Count the lines in the data below that contain the string "Egyesült", and reply with the number alone.

(Stored items)
>>>

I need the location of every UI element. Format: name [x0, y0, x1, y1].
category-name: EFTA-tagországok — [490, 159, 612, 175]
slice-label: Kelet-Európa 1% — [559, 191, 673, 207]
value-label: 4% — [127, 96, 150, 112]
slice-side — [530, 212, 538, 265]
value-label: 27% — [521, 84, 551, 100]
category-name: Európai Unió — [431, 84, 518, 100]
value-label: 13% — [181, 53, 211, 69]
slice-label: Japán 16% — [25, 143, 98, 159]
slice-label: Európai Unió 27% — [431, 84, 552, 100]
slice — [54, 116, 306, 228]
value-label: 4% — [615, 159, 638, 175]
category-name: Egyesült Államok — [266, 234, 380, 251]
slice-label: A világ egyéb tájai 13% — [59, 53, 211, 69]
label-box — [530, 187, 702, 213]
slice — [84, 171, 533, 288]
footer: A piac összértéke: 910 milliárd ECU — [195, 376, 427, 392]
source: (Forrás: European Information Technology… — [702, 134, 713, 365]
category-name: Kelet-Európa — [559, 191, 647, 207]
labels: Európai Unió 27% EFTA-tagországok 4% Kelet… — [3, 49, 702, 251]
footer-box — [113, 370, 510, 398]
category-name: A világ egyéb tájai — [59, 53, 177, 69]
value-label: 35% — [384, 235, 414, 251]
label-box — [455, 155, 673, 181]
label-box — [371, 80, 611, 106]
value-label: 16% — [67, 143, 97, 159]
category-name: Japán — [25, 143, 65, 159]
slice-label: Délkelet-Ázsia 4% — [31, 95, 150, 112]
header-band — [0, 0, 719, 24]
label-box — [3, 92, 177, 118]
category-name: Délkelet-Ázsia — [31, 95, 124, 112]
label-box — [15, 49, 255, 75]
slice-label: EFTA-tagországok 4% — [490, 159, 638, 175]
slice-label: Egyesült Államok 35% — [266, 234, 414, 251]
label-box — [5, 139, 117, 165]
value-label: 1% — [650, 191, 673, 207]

<<<

| Solution to this task |
2